The problem:
Set the listing down again exactly, please, apart from its pictures.

Data entries:
::::::::

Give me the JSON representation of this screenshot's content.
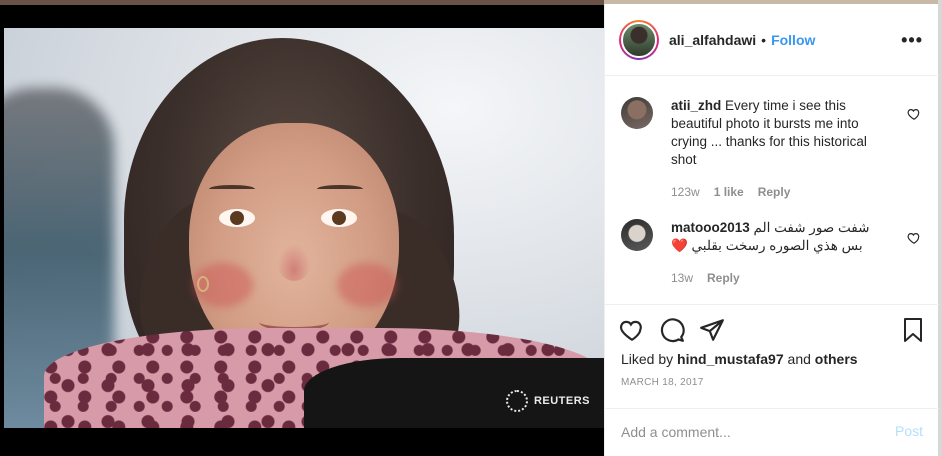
{
  "header": {
    "username": "ali_alfahdawi",
    "separator": "•",
    "follow_label": "Follow",
    "more_label": "•••"
  },
  "photo": {
    "watermark": "REUTERS"
  },
  "comments": [
    {
      "username": "atii_zhd",
      "text": "Every time i see this beautiful photo it bursts me into crying ... thanks for this historical shot",
      "age": "123w",
      "likes": "1 like",
      "reply_label": "Reply"
    },
    {
      "username": "matooo2013",
      "text": "شفت صور شفت الم بس هذي الصوره رسخت بقلبي ❤️",
      "age": "13w",
      "reply_label": "Reply"
    }
  ],
  "liked_by": {
    "prefix": "Liked by",
    "user": "hind_mustafa97",
    "connector": "and",
    "others": "others"
  },
  "date": "MARCH 18, 2017",
  "add_comment": {
    "placeholder": "Add a comment...",
    "post_label": "Post"
  },
  "colors": {
    "link_blue": "#3897f0",
    "post_disabled": "#b2dffc",
    "muted_text": "#8e8e8e"
  },
  "icons": [
    "heart-icon",
    "comment-icon",
    "share-icon",
    "bookmark-icon",
    "more-icon"
  ]
}
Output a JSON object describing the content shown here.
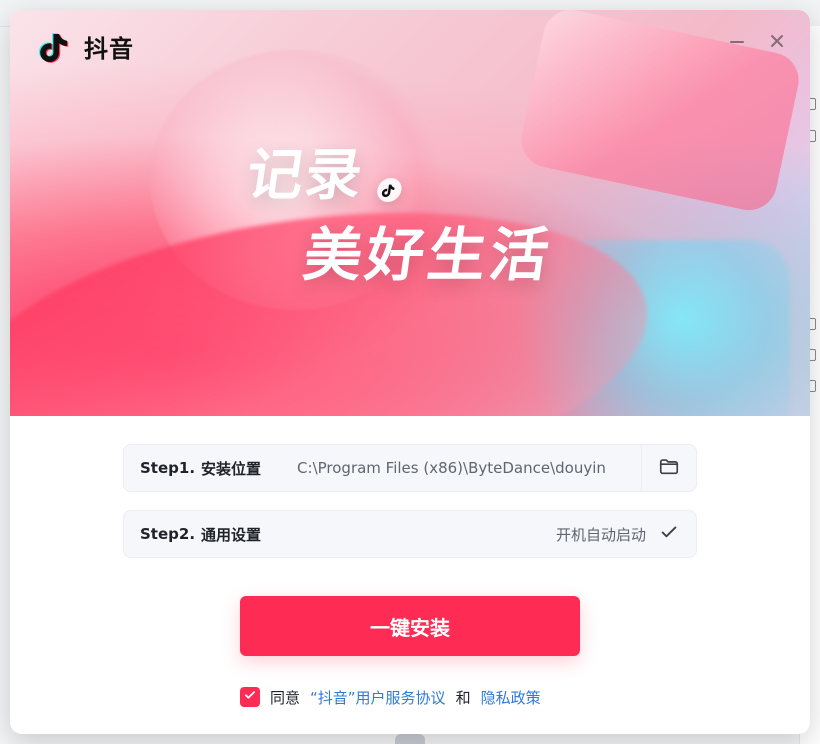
{
  "app": {
    "brand_name": "抖音",
    "brand_icon": "douyin-logo",
    "colors": {
      "accent": "#fe2c55",
      "link": "#2f7bd7",
      "step_bg": "#f6f7fa",
      "text_primary": "#1f2329",
      "text_secondary": "#5f6670"
    }
  },
  "window": {
    "minimize_icon": "minimize-icon",
    "close_icon": "close-icon"
  },
  "hero": {
    "slogan_line1": "记录",
    "slogan_line2": "美好生活",
    "slogan_badge_icon": "douyin-mini-badge"
  },
  "steps": [
    {
      "title": "Step1.",
      "label": "安装位置",
      "value": "C:\\Program Files (x86)\\ByteDance\\douyin",
      "action_icon": "folder-icon"
    },
    {
      "title": "Step2.",
      "label": "通用设置",
      "value": "开机自动启动",
      "action_icon": "check-icon"
    }
  ],
  "primary_action": {
    "label": "一键安装"
  },
  "agreement": {
    "checked": true,
    "prefix": "同意",
    "terms_link": "“抖音”用户服务协议",
    "and": "和",
    "privacy_link": "隐私政策"
  }
}
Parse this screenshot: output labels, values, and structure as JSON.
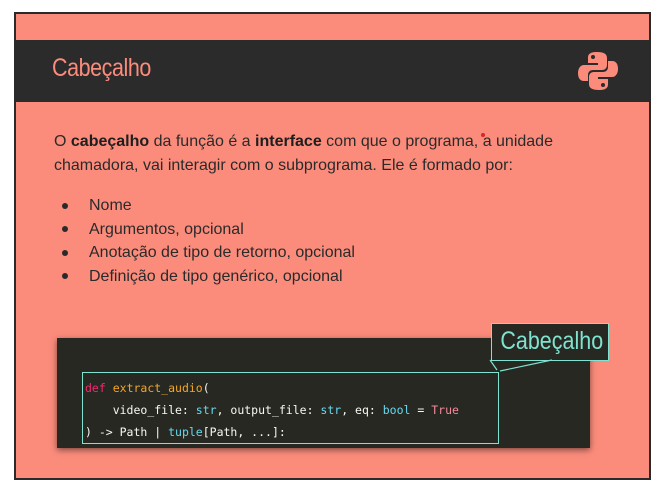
{
  "header": {
    "title": "Cabeçalho",
    "logo": "python-logo-icon",
    "bar_color": "#2b2b2b",
    "title_color": "#fb8c7c"
  },
  "intro": {
    "part1": "O ",
    "bold1": "cabeçalho",
    "part2": " da função é a ",
    "bold2": "interface",
    "part3": " com que o programa, a unidade chamadora, vai interagir com o subprograma. Ele é formado por:"
  },
  "bullets": [
    "Nome",
    "Argumentos, opcional",
    "Anotação de tipo de retorno, opcional",
    "Definição de tipo genérico, opcional"
  ],
  "code": {
    "line1": {
      "kw": "def",
      "fn": "extract_audio",
      "rest": "("
    },
    "line2": {
      "a": "    video_file: ",
      "t1": "str",
      "b": ", output_file: ",
      "t2": "str",
      "c": ", eq: ",
      "t3": "bool",
      "d": " = ",
      "v": "True"
    },
    "line3": {
      "a": ") -> Path | ",
      "t": "tuple",
      "b": "[Path, ...]:"
    }
  },
  "tag": {
    "label": "Cabeçalho",
    "color": "#7ee3d0"
  },
  "colors": {
    "background": "#fb8c7c",
    "code_bg": "#272822"
  }
}
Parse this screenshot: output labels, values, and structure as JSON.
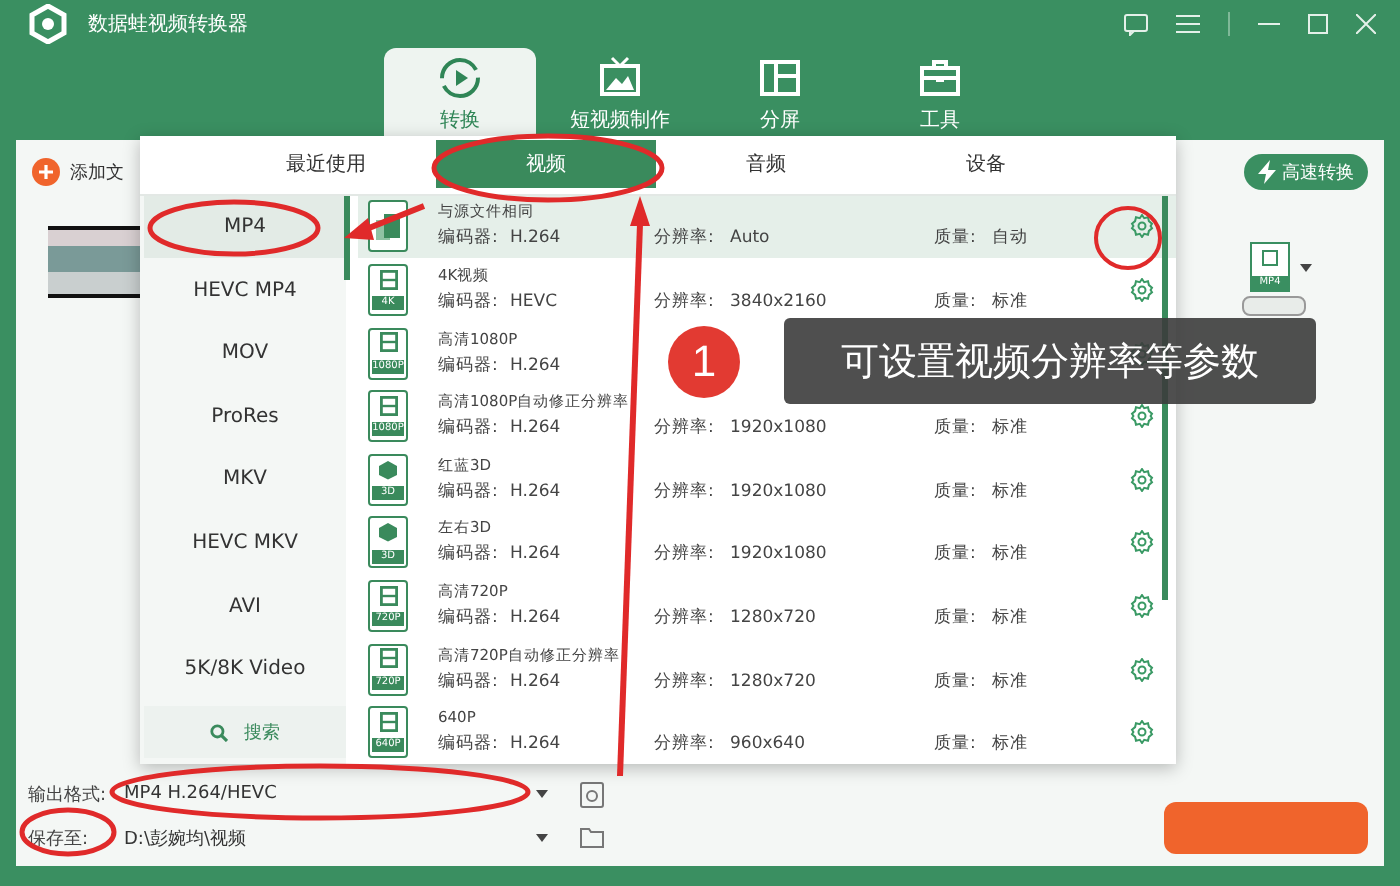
{
  "window": {
    "title": "数据蛙视频转换器"
  },
  "main_tabs": [
    {
      "label": "转换",
      "kind": "convert",
      "selected": true
    },
    {
      "label": "短视频制作",
      "kind": "video",
      "selected": false
    },
    {
      "label": "分屏",
      "kind": "split",
      "selected": false
    },
    {
      "label": "工具",
      "kind": "tools",
      "selected": false
    }
  ],
  "toolbar": {
    "add_file": "添加文",
    "fast_convert": "高速转换"
  },
  "file_item": {
    "format_badge": "MP4"
  },
  "format_popup": {
    "tabs": [
      {
        "label": "最近使用",
        "selected": false
      },
      {
        "label": "视频",
        "selected": true
      },
      {
        "label": "音频",
        "selected": false
      },
      {
        "label": "设备",
        "selected": false
      }
    ],
    "formats": [
      {
        "label": "MP4",
        "selected": true
      },
      {
        "label": "HEVC MP4",
        "selected": false
      },
      {
        "label": "MOV",
        "selected": false
      },
      {
        "label": "ProRes",
        "selected": false
      },
      {
        "label": "MKV",
        "selected": false
      },
      {
        "label": "HEVC MKV",
        "selected": false
      },
      {
        "label": "AVI",
        "selected": false
      },
      {
        "label": "5K/8K Video",
        "selected": false
      }
    ],
    "search": "搜索",
    "presets": [
      {
        "name": "与源文件相同",
        "kind": "source",
        "encoder_label": "编码器:",
        "encoder": "H.264",
        "resolution_label": "分辨率:",
        "resolution": "Auto",
        "quality_label": "质量:",
        "quality": "自动",
        "selected": true
      },
      {
        "name": "4K视频",
        "kind": "film",
        "badge": "4K",
        "encoder_label": "编码器:",
        "encoder": "HEVC",
        "resolution_label": "分辨率:",
        "resolution": "3840x2160",
        "quality_label": "质量:",
        "quality": "标准",
        "selected": false
      },
      {
        "name": "高清1080P",
        "kind": "film",
        "badge": "1080P",
        "encoder_label": "编码器:",
        "encoder": "H.264",
        "selected": false
      },
      {
        "name": "高清1080P自动修正分辨率",
        "kind": "film",
        "badge": "1080P",
        "encoder_label": "编码器:",
        "encoder": "H.264",
        "resolution_label": "分辨率:",
        "resolution": "1920x1080",
        "quality_label": "质量:",
        "quality": "标准",
        "selected": false
      },
      {
        "name": "红蓝3D",
        "kind": "cube",
        "badge": "3D",
        "encoder_label": "编码器:",
        "encoder": "H.264",
        "resolution_label": "分辨率:",
        "resolution": "1920x1080",
        "quality_label": "质量:",
        "quality": "标准",
        "selected": false
      },
      {
        "name": "左右3D",
        "kind": "cube",
        "badge": "3D",
        "encoder_label": "编码器:",
        "encoder": "H.264",
        "resolution_label": "分辨率:",
        "resolution": "1920x1080",
        "quality_label": "质量:",
        "quality": "标准",
        "selected": false
      },
      {
        "name": "高清720P",
        "kind": "film",
        "badge": "720P",
        "encoder_label": "编码器:",
        "encoder": "H.264",
        "resolution_label": "分辨率:",
        "resolution": "1280x720",
        "quality_label": "质量:",
        "quality": "标准",
        "selected": false
      },
      {
        "name": "高清720P自动修正分辨率",
        "kind": "film",
        "badge": "720P",
        "encoder_label": "编码器:",
        "encoder": "H.264",
        "resolution_label": "分辨率:",
        "resolution": "1280x720",
        "quality_label": "质量:",
        "quality": "标准",
        "selected": false
      },
      {
        "name": "640P",
        "kind": "film",
        "badge": "640P",
        "encoder_label": "编码器:",
        "encoder": "H.264",
        "resolution_label": "分辨率:",
        "resolution": "960x640",
        "quality_label": "质量:",
        "quality": "标准",
        "selected": false
      }
    ]
  },
  "output": {
    "format_label": "输出格式:",
    "format": "MP4 H.264/HEVC",
    "save_label": "保存至:",
    "save_path": "D:\\彭婉均\\视频"
  },
  "annotation": {
    "step": "1",
    "text": "可设置视频分辨率等参数"
  }
}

::::::::

Full output:
Give me the JSON representation of this screenshot's content.
{
  "header": {
    "username": "ali_alfahdawi",
    "separator": "•",
    "follow_label": "Follow",
    "more_label": "•••"
  },
  "photo": {
    "watermark": "REUTERS"
  },
  "comments": [
    {
      "username": "atii_zhd",
      "text": "Every time i see this beautiful photo it bursts me into crying ... thanks for this historical shot",
      "age": "123w",
      "likes": "1 like",
      "reply_label": "Reply"
    },
    {
      "username": "matooo2013",
      "text": "شفت صور شفت الم بس هذي الصوره رسخت بقلبي ❤️",
      "age": "13w",
      "reply_label": "Reply"
    }
  ],
  "liked_by": {
    "prefix": "Liked by",
    "user": "hind_mustafa97",
    "connector": "and",
    "others": "others"
  },
  "date": "MARCH 18, 2017",
  "add_comment": {
    "placeholder": "Add a comment...",
    "post_label": "Post"
  },
  "colors": {
    "link_blue": "#3897f0",
    "post_disabled": "#b2dffc",
    "muted_text": "#8e8e8e"
  },
  "icons": [
    "heart-icon",
    "comment-icon",
    "share-icon",
    "bookmark-icon",
    "more-icon"
  ]
}
Output a JSON object describing the content shown here.
{
  "app": {
    "brand_name": "抖音",
    "brand_icon": "douyin-logo",
    "colors": {
      "accent": "#fe2c55",
      "link": "#2f7bd7",
      "step_bg": "#f6f7fa",
      "text_primary": "#1f2329",
      "text_secondary": "#5f6670"
    }
  },
  "window": {
    "minimize_icon": "minimize-icon",
    "close_icon": "close-icon"
  },
  "hero": {
    "slogan_line1": "记录",
    "slogan_line2": "美好生活",
    "slogan_badge_icon": "douyin-mini-badge"
  },
  "steps": [
    {
      "title": "Step1.",
      "label": "安装位置",
      "value": "C:\\Program Files (x86)\\ByteDance\\douyin",
      "action_icon": "folder-icon"
    },
    {
      "title": "Step2.",
      "label": "通用设置",
      "value": "开机自动启动",
      "action_icon": "check-icon"
    }
  ],
  "primary_action": {
    "label": "一键安装"
  },
  "agreement": {
    "checked": true,
    "prefix": "同意",
    "terms_link": "“抖音”用户服务协议",
    "and": "和",
    "privacy_link": "隐私政策"
  }
}
Parse this screenshot: output labels, values, and structure as JSON.
{
  "header": {
    "title": "Cabeçalho",
    "logo": "python-logo-icon",
    "bar_color": "#2b2b2b",
    "title_color": "#fb8c7c"
  },
  "intro": {
    "part1": "O ",
    "bold1": "cabeçalho",
    "part2": " da função é a ",
    "bold2": "interface",
    "part3": " com que o programa, a unidade chamadora, vai interagir com o subprograma. Ele é formado por:"
  },
  "bullets": [
    "Nome",
    "Argumentos, opcional",
    "Anotação de tipo de retorno, opcional",
    "Definição de tipo genérico, opcional"
  ],
  "code": {
    "line1": {
      "kw": "def",
      "fn": "extract_audio",
      "rest": "("
    },
    "line2": {
      "a": "    video_file: ",
      "t1": "str",
      "b": ", output_file: ",
      "t2": "str",
      "c": ", eq: ",
      "t3": "bool",
      "d": " = ",
      "v": "True"
    },
    "line3": {
      "a": ") -> Path | ",
      "t": "tuple",
      "b": "[Path, ...]:"
    }
  },
  "tag": {
    "label": "Cabeçalho",
    "color": "#7ee3d0"
  },
  "colors": {
    "background": "#fb8c7c",
    "code_bg": "#272822"
  }
}
Parse this screenshot: output labels, values, and structure as JSON.
{
  "window": {
    "title": "数据蛙视频转换器"
  },
  "main_tabs": [
    {
      "label": "转换",
      "kind": "convert",
      "selected": true
    },
    {
      "label": "短视频制作",
      "kind": "video",
      "selected": false
    },
    {
      "label": "分屏",
      "kind": "split",
      "selected": false
    },
    {
      "label": "工具",
      "kind": "tools",
      "selected": false
    }
  ],
  "toolbar": {
    "add_file": "添加文",
    "fast_convert": "高速转换"
  },
  "file_item": {
    "format_badge": "MP4"
  },
  "format_popup": {
    "tabs": [
      {
        "label": "最近使用",
        "selected": false
      },
      {
        "label": "视频",
        "selected": true
      },
      {
        "label": "音频",
        "selected": false
      },
      {
        "label": "设备",
        "selected": false
      }
    ],
    "formats": [
      {
        "label": "MP4",
        "selected": true
      },
      {
        "label": "HEVC MP4",
        "selected": false
      },
      {
        "label": "MOV",
        "selected": false
      },
      {
        "label": "ProRes",
        "selected": false
      },
      {
        "label": "MKV",
        "selected": false
      },
      {
        "label": "HEVC MKV",
        "selected": false
      },
      {
        "label": "AVI",
        "selected": false
      },
      {
        "label": "5K/8K Video",
        "selected": false
      }
    ],
    "search": "搜索",
    "presets": [
      {
        "name": "与源文件相同",
        "kind": "source",
        "encoder_label": "编码器:",
        "encoder": "H.264",
        "resolution_label": "分辨率:",
        "resolution": "Auto",
        "quality_label": "质量:",
        "quality": "自动",
        "selected": true
      },
      {
        "name": "4K视频",
        "kind": "film",
        "badge": "4K",
        "encoder_label": "编码器:",
        "encoder": "HEVC",
        "resolution_label": "分辨率:",
        "resolution": "3840x2160",
        "quality_label": "质量:",
        "quality": "标准",
        "selected": false
      },
      {
        "name": "高清1080P",
        "kind": "film",
        "badge": "1080P",
        "encoder_label": "编码器:",
        "encoder": "H.264",
        "selected": false
      },
      {
        "name": "高清1080P自动修正分辨率",
        "kind": "film",
        "badge": "1080P",
        "encoder_label": "编码器:",
        "encoder": "H.264",
        "resolution_label": "分辨率:",
        "resolution": "1920x1080",
        "quality_label": "质量:",
        "quality": "标准",
        "selected": false
      },
      {
        "name": "红蓝3D",
        "kind": "cube",
        "badge": "3D",
        "encoder_label": "编码器:",
        "encoder": "H.264",
        "resolution_label": "分辨率:",
        "resolution": "1920x1080",
        "quality_label": "质量:",
        "quality": "标准",
        "selected": false
      },
      {
        "name": "左右3D",
        "kind": "cube",
        "badge": "3D",
        "encoder_label": "编码器:",
        "encoder": "H.264",
        "resolution_label": "分辨率:",
        "resolution": "1920x1080",
        "quality_label": "质量:",
        "quality": "标准",
        "selected": false
      },
      {
        "name": "高清720P",
        "kind": "film",
        "badge": "720P",
        "encoder_label": "编码器:",
        "encoder": "H.264",
        "resolution_label": "分辨率:",
        "resolution": "1280x720",
        "quality_label": "质量:",
        "quality": "标准",
        "selected": false
      },
      {
        "name": "高清720P自动修正分辨率",
        "kind": "film",
        "badge": "720P",
        "encoder_label": "编码器:",
        "encoder": "H.264",
        "resolution_label": "分辨率:",
        "resolution": "1280x720",
        "quality_label": "质量:",
        "quality": "标准",
        "selected": false
      },
      {
        "name": "640P",
        "kind": "film",
        "badge": "640P",
        "encoder_label": "编码器:",
        "encoder": "H.264",
        "resolution_label": "分辨率:",
        "resolution": "960x640",
        "quality_label": "质量:",
        "quality": "标准",
        "selected": false
      }
    ]
  },
  "output": {
    "format_label": "输出格式:",
    "format": "MP4 H.264/HEVC",
    "save_label": "保存至:",
    "save_path": "D:\\彭婉均\\视频"
  },
  "annotation": {
    "step": "1",
    "text": "可设置视频分辨率等参数"
  }
}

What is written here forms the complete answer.